PROBLEM REQUIREMENTS: Scan the listing that follows and report how many lines contain "電圧波形". Write the number alone.

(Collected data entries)
-*-

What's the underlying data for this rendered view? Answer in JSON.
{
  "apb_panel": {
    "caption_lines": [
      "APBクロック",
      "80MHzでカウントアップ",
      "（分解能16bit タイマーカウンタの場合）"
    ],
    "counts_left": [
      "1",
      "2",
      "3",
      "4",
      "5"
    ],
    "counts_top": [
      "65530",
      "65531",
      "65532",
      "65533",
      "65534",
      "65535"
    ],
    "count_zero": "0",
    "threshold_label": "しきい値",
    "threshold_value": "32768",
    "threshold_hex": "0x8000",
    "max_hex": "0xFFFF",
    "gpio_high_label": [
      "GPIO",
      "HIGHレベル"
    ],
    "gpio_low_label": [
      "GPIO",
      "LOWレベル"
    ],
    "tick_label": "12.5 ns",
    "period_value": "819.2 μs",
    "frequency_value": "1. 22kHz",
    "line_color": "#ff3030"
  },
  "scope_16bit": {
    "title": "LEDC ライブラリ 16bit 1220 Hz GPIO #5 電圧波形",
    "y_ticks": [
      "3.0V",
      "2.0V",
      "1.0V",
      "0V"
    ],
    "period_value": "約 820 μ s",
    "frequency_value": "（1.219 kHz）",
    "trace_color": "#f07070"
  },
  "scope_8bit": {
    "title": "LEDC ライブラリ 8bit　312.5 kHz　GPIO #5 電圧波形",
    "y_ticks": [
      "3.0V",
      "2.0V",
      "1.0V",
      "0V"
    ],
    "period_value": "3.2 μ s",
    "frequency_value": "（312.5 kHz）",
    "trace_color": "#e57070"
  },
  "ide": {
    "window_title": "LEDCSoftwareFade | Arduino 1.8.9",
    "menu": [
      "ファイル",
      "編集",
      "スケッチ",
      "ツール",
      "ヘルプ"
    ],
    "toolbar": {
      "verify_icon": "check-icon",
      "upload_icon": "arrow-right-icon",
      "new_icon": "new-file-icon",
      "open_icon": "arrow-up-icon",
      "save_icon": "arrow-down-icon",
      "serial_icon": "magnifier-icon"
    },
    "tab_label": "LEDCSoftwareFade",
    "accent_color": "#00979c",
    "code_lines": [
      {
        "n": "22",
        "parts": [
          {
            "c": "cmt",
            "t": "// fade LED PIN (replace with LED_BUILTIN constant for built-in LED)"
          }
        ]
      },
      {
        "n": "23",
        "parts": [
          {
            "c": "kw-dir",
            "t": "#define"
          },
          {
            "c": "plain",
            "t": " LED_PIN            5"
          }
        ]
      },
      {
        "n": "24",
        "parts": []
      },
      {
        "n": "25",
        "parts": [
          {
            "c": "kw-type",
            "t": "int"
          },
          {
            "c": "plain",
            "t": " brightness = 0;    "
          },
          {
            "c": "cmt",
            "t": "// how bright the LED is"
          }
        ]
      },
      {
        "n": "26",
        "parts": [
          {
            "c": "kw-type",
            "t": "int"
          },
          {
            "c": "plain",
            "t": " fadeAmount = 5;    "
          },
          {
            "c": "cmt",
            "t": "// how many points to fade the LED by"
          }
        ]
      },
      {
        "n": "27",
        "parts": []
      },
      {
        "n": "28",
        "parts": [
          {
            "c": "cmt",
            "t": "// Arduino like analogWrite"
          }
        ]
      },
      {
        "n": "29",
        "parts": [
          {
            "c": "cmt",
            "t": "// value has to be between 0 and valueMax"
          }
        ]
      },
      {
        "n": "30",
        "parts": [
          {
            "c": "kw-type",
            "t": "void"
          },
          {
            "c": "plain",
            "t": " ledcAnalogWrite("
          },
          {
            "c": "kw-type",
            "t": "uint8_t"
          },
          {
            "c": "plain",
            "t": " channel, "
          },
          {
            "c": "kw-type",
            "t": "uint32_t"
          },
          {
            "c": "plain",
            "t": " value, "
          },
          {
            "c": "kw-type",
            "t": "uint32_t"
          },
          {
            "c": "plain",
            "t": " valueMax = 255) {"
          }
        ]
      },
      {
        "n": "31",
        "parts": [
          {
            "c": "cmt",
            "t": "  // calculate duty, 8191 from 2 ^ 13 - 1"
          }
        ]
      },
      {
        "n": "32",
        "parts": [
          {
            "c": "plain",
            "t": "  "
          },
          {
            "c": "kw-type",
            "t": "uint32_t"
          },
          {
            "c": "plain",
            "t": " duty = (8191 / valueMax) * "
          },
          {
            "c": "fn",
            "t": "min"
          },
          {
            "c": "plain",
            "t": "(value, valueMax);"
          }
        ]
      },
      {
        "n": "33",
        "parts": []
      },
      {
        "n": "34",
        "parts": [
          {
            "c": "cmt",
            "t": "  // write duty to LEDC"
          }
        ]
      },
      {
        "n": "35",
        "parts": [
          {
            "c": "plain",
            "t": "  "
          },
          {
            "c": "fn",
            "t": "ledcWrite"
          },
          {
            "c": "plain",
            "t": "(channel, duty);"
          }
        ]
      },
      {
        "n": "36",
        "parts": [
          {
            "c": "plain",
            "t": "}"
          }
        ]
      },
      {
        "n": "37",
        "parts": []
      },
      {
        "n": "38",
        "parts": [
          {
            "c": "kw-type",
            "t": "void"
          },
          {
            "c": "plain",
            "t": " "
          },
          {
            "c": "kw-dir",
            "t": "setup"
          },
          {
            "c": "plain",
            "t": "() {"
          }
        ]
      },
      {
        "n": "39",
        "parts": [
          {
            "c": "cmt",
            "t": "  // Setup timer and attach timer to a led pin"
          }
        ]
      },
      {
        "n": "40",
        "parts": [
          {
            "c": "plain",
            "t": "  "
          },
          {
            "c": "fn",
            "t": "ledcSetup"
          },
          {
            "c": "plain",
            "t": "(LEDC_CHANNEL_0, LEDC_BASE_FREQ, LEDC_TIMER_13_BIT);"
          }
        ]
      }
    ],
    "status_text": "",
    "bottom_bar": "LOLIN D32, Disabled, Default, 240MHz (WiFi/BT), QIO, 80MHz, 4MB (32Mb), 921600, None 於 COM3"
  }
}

-*-

COMPLETED EXERCISE: 2